Omit every picture and write out the rest of the records exactly.

[START OF RECORDED DATA]

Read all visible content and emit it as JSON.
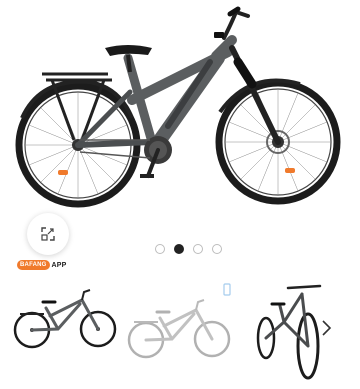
{
  "app_badge": {
    "brand": "BAFANG",
    "label": "APP"
  },
  "carousel": {
    "slide_count": 4,
    "active_index": 1
  },
  "icons": {
    "expand": "expand-icon",
    "next": "chevron-right-icon"
  },
  "colors": {
    "frame": "#5b5e60",
    "accent": "#f07a2c",
    "dot_active": "#222222",
    "dot_inactive": "#bdbdbd"
  }
}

[END OF RECORDED DATA]

FULL SOLUTION –
Read all visible content and emit it as JSON.
{
  "app_badge": {
    "brand": "BAFANG",
    "label": "APP"
  },
  "carousel": {
    "slide_count": 4,
    "active_index": 1
  },
  "icons": {
    "expand": "expand-icon",
    "next": "chevron-right-icon"
  },
  "colors": {
    "frame": "#5b5e60",
    "accent": "#f07a2c",
    "dot_active": "#222222",
    "dot_inactive": "#bdbdbd"
  }
}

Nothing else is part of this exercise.